> _TO BE DONE_
Rewrite the data from its first line through the line containing "band <box>55 314 845 359</box>", inclusive, replacing "x-tick-label" with "year-label" and leaving everything else unchanged.
-- START OF EXERCISE MATERIAL --
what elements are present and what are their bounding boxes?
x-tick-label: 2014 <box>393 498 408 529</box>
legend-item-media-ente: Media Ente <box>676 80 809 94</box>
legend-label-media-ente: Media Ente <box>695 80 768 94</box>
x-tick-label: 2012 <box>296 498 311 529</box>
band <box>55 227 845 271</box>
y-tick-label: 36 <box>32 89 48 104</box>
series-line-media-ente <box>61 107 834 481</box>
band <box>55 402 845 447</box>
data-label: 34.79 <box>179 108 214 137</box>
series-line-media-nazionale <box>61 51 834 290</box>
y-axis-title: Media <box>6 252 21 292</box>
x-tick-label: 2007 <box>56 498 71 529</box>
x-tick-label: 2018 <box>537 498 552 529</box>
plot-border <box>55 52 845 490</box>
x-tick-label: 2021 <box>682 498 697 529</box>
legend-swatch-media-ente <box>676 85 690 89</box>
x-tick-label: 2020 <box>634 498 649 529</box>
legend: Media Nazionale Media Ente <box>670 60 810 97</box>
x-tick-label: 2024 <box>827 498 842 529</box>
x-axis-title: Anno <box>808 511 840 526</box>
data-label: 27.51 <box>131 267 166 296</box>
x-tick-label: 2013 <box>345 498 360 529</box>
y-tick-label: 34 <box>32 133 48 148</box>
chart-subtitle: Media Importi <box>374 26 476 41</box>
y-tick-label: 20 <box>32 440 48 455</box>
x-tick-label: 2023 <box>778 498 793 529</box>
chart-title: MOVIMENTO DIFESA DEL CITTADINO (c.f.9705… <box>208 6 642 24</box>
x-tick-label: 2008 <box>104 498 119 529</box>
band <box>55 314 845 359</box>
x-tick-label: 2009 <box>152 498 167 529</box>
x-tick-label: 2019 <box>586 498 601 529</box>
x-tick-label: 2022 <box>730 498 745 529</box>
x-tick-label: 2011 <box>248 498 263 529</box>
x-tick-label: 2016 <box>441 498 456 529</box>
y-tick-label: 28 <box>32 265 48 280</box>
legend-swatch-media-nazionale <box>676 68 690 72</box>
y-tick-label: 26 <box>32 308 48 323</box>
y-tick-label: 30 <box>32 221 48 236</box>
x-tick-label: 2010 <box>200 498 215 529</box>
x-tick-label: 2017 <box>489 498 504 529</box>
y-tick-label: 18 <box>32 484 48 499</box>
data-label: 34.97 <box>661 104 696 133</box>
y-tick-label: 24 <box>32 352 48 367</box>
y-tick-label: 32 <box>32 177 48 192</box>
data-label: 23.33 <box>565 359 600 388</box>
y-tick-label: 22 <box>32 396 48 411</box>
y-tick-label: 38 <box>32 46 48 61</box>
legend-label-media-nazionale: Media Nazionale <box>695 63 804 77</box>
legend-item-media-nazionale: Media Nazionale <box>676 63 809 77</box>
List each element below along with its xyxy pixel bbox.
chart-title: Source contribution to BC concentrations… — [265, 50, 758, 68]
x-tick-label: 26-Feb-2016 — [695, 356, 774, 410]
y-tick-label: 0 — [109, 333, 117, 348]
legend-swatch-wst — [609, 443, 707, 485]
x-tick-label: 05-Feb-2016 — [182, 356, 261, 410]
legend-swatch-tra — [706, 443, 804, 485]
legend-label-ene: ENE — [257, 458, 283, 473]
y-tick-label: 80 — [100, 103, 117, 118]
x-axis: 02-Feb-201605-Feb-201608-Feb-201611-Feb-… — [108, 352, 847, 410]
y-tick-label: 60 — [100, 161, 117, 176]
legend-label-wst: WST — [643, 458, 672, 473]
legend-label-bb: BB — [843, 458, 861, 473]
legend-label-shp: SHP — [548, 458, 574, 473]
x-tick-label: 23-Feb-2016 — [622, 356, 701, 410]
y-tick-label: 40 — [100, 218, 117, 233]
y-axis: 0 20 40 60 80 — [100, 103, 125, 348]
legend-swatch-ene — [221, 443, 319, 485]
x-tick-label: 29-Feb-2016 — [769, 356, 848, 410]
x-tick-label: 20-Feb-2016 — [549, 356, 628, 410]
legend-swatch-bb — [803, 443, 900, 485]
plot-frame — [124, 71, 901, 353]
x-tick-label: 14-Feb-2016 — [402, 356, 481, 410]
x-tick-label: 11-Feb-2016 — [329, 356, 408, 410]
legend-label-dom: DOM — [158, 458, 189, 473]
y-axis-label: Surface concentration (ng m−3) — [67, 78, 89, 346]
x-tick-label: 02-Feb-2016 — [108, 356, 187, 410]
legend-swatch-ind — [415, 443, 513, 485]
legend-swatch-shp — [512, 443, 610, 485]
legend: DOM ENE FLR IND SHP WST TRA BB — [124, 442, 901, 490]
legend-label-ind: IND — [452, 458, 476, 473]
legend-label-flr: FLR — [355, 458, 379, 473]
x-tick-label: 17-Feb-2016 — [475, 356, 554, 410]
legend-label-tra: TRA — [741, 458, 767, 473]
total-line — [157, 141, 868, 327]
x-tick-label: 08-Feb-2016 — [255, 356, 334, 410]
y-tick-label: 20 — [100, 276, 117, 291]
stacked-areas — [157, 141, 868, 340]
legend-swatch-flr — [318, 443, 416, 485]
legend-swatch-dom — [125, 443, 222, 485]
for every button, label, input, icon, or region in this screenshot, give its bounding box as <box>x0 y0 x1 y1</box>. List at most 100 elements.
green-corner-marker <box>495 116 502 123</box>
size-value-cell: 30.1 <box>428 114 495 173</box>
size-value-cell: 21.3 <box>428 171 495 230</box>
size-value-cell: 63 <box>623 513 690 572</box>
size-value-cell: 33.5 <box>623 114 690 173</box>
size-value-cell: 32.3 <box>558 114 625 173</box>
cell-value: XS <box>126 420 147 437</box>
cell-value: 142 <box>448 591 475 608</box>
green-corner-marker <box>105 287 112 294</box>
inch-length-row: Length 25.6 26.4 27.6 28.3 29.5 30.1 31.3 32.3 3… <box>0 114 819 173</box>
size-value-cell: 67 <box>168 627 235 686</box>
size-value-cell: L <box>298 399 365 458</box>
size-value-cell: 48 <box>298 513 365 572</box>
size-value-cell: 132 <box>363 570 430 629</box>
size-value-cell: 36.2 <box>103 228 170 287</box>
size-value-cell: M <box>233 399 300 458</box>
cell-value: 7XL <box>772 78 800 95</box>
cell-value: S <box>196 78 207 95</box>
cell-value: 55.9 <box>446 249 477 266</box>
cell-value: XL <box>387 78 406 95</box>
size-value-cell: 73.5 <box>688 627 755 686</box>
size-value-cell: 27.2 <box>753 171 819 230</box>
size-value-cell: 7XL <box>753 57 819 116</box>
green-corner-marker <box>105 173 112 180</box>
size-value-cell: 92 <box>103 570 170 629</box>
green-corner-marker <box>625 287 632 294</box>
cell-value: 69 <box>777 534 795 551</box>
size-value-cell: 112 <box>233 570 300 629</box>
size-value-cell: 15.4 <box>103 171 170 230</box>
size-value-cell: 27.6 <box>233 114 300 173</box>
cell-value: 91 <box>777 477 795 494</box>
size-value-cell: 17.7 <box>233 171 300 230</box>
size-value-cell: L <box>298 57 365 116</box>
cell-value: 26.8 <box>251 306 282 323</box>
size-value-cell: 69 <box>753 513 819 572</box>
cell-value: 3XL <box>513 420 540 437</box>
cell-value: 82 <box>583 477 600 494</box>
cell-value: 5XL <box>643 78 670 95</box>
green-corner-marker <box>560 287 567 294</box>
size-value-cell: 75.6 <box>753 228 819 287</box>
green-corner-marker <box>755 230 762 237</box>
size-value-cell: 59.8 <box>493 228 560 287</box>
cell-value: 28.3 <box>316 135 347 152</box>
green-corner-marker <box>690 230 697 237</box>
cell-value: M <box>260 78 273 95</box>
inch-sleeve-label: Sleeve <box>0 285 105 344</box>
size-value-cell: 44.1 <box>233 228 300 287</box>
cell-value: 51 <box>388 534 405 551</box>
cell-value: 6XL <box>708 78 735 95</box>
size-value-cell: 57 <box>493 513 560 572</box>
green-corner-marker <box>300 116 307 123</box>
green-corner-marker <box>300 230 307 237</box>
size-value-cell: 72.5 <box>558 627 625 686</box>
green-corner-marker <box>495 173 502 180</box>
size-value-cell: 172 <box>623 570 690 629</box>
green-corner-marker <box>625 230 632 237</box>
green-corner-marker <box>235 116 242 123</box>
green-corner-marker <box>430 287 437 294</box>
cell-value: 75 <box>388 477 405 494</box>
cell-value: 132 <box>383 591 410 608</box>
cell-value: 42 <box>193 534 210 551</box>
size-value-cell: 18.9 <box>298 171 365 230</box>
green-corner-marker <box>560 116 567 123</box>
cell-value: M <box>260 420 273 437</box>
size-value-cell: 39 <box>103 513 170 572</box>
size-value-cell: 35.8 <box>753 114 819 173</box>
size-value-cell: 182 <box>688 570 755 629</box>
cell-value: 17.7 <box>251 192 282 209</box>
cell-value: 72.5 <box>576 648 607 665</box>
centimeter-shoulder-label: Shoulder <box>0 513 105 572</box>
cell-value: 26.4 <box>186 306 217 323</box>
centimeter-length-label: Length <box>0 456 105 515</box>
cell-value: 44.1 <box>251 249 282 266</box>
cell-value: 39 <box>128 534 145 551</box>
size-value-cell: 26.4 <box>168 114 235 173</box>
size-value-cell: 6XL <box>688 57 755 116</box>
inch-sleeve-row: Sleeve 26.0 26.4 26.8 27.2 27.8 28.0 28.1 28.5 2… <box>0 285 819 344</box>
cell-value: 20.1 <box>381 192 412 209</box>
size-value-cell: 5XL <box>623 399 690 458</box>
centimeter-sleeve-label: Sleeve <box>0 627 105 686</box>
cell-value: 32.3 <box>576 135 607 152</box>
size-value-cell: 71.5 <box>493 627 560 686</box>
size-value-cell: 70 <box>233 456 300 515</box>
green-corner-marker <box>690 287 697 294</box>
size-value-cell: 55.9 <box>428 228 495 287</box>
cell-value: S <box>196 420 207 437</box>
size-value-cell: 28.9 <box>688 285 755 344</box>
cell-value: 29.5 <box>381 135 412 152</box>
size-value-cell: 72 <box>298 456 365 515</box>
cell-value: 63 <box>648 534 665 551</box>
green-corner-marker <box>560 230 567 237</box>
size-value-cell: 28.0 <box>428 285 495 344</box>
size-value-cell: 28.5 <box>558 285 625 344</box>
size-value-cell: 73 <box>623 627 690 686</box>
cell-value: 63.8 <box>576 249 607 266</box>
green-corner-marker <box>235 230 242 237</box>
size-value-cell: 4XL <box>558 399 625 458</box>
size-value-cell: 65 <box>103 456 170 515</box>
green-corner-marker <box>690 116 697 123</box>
-- END OF EXERCISE MATERIAL --
> _RESULT OF THE TASK_
what elements are present and what are their bounding boxes?
year-label: 2014 <box>393 498 408 529</box>
legend-item-media-ente: Media Ente <box>676 80 809 94</box>
legend-label-media-ente: Media Ente <box>695 80 768 94</box>
year-label: 2012 <box>296 498 311 529</box>
band <box>55 227 845 271</box>
y-tick-label: 36 <box>32 89 48 104</box>
series-line-media-ente <box>61 107 834 481</box>
band <box>55 402 845 447</box>
data-label: 34.79 <box>179 108 214 137</box>
series-line-media-nazionale <box>61 51 834 290</box>
y-axis-title: Media <box>6 252 21 292</box>
year-label: 2007 <box>56 498 71 529</box>
year-label: 2018 <box>537 498 552 529</box>
plot-border <box>55 52 845 490</box>
year-label: 2021 <box>682 498 697 529</box>
legend-swatch-media-ente <box>676 85 690 89</box>
year-label: 2020 <box>634 498 649 529</box>
legend: Media Nazionale Media Ente <box>670 60 810 97</box>
year-label: 2024 <box>827 498 842 529</box>
x-axis-title: Anno <box>808 511 840 526</box>
data-label: 27.51 <box>131 267 166 296</box>
year-label: 2013 <box>345 498 360 529</box>
y-tick-label: 34 <box>32 133 48 148</box>
chart-subtitle: Media Importi <box>374 26 476 41</box>
y-tick-label: 20 <box>32 440 48 455</box>
year-label: 2023 <box>778 498 793 529</box>
chart-title: MOVIMENTO DIFESA DEL CITTADINO (c.f.9705… <box>208 6 642 24</box>
year-label: 2008 <box>104 498 119 529</box>
band <box>55 314 845 359</box>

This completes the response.